§ Text shown
[Start]
Single by The Alan Parsons Project

from the album Vulture Culture
- B-side: "Hawkeye"
- Released: 11 January 1985
- Recorded: May–July 1984
- Studio: Abbey Road, London
- Length: 4:29
- Label: Arista
- Songwriters: Eric Woolfson; Alan Parsons;
- Producer: Alan Parsons

The Alan Parsons Project singles chronology
| "Prime Time" (1984) | "Let's Talk About Me" (1985) | "Days Are Numbers (The Traveller)" (1985) |

= Let's Talk About Me (song) =

"Let's Talk About Me" is a song by The Alan Parsons Project, the opening track to their 1985 album Vulture Culture. The song was co-written by Eric Woolfson and Alan Parsons and sung by David Paton. It was released as the album's first single and charted in several countries. A music video was created to promote the single, which was directed by Ron Jacobs and produced by Jon Small Productions.
[End]
§ Supplied data
[Start]
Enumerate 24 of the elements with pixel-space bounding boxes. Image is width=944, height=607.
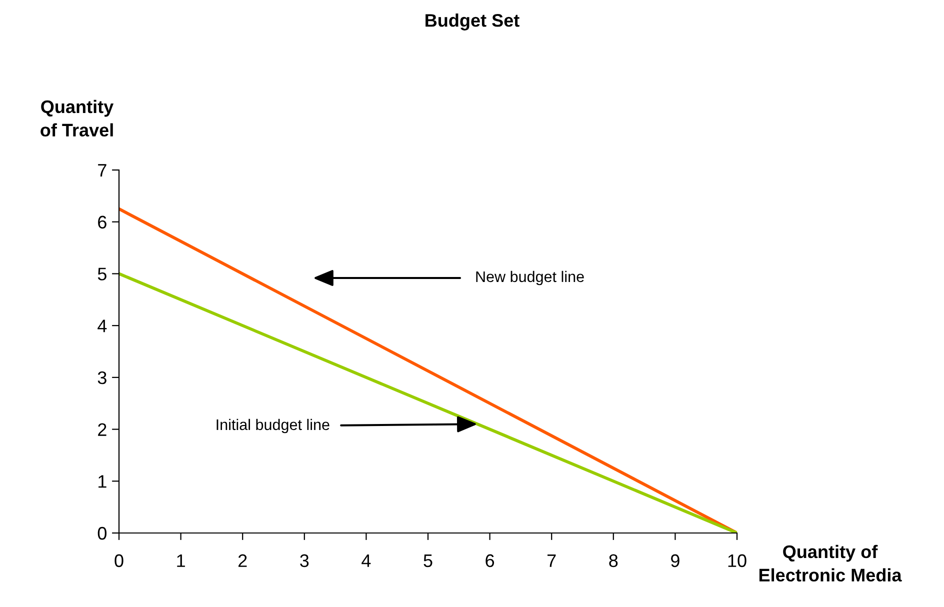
[End]
[Start]
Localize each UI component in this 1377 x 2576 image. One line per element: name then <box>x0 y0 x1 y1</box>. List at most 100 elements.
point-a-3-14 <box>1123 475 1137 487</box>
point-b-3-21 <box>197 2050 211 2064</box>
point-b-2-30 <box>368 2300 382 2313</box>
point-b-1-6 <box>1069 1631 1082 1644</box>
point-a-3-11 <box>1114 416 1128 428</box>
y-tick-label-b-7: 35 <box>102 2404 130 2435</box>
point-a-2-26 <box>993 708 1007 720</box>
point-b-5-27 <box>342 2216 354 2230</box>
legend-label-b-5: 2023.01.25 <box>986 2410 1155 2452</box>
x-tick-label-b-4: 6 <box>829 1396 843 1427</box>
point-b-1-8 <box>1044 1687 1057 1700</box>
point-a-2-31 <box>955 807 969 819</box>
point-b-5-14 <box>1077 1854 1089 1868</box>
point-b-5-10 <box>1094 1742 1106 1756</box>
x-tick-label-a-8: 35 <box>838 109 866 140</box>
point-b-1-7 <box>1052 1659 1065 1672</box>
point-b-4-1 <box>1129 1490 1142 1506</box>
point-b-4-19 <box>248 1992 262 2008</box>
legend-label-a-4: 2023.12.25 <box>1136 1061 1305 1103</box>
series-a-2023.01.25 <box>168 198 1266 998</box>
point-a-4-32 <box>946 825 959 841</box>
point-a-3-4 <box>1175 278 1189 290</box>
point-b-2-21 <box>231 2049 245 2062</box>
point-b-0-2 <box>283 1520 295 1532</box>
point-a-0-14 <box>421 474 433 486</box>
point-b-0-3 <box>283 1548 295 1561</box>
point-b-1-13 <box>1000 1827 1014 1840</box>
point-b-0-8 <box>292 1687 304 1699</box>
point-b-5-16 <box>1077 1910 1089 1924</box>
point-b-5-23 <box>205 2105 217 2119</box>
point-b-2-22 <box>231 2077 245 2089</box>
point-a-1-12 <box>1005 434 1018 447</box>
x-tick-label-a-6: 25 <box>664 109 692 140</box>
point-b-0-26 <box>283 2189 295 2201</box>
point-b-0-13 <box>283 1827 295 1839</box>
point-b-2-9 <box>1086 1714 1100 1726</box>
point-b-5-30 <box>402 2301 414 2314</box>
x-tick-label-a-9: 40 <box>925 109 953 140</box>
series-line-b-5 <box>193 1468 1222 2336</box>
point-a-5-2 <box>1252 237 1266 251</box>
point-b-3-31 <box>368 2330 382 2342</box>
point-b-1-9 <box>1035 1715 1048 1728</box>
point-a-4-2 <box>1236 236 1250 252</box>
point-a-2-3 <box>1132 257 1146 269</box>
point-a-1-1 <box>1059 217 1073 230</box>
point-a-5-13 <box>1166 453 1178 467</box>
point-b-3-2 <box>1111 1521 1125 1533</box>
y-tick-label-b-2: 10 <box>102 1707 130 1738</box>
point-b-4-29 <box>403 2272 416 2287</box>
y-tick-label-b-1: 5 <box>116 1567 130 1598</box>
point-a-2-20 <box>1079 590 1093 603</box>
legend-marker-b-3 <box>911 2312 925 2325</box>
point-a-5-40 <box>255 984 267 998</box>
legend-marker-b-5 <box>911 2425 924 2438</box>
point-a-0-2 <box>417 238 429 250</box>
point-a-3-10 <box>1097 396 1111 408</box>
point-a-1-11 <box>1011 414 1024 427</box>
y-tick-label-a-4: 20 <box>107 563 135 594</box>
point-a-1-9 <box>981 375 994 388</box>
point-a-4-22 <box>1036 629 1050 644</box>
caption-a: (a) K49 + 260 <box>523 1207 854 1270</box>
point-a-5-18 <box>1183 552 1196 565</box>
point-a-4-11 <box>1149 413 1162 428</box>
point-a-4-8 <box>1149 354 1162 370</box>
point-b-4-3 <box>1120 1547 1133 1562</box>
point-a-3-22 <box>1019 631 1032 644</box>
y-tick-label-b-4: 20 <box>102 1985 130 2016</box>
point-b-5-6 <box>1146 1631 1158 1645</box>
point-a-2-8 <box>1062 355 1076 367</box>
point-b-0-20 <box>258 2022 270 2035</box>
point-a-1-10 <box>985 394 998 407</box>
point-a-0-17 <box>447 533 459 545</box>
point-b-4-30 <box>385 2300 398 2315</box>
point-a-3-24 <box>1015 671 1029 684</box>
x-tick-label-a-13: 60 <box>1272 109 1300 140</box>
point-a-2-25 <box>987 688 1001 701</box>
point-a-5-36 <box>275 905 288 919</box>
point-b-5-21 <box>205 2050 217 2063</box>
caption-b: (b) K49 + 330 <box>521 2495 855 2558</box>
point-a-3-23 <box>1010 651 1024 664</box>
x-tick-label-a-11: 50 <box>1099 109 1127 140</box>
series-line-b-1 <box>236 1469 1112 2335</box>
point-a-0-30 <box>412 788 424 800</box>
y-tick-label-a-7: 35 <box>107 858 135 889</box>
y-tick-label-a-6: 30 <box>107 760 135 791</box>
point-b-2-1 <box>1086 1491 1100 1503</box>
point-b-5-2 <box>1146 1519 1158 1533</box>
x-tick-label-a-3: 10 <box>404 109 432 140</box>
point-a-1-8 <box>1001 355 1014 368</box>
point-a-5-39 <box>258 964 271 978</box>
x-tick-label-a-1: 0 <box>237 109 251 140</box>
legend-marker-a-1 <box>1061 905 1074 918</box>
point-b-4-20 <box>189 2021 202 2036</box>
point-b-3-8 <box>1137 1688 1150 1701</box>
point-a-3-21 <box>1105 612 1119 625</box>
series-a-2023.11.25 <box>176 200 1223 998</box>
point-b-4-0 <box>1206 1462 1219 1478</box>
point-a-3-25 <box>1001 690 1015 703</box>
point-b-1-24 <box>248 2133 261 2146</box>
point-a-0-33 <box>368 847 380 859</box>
[End]
[Start]
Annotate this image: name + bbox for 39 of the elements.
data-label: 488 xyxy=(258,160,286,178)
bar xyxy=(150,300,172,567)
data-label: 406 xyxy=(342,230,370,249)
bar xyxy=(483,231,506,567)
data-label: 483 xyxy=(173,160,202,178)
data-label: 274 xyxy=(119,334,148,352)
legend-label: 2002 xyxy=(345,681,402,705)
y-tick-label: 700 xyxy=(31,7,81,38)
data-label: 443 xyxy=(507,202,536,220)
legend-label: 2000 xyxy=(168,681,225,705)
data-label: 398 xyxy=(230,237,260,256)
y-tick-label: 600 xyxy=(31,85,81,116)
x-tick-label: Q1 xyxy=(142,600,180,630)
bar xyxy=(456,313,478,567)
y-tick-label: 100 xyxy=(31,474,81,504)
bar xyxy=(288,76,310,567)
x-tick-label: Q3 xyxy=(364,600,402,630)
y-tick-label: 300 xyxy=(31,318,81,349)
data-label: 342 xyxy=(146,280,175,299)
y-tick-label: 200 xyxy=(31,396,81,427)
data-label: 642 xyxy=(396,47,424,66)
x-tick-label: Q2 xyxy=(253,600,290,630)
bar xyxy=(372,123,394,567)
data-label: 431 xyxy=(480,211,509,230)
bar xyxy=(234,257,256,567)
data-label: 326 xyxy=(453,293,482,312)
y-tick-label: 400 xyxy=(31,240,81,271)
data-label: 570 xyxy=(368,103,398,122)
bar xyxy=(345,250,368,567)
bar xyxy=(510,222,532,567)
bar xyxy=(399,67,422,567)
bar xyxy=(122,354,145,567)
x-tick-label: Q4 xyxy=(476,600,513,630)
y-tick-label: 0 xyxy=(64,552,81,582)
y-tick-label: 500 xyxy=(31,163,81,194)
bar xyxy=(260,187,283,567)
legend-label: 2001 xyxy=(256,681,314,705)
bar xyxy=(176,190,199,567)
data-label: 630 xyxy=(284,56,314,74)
[End]
§ Task to carry out
Rewrite the song article from "The Alan Parsons Project singles" to "Jon Small Productions.", putting "promotional film" in place of "music video".

§ Written response
The Alan Parsons Project singles chronology
| "Prime Time" (1984) | "Let's Talk About Me" (1985) | "Days Are Numbers (The Traveller)" (1985) |

= Let's Talk About Me (song) =

"Let's Talk About Me" is a song by The Alan Parsons Project, the opening track to their 1985 album Vulture Culture. The song was co-written by Eric Woolfson and Alan Parsons and sung by David Paton. It was released as the album's first single and charted in several countries. A promotional film was created to promote the single, which was directed by Ron Jacobs and produced by Jon Small Productions.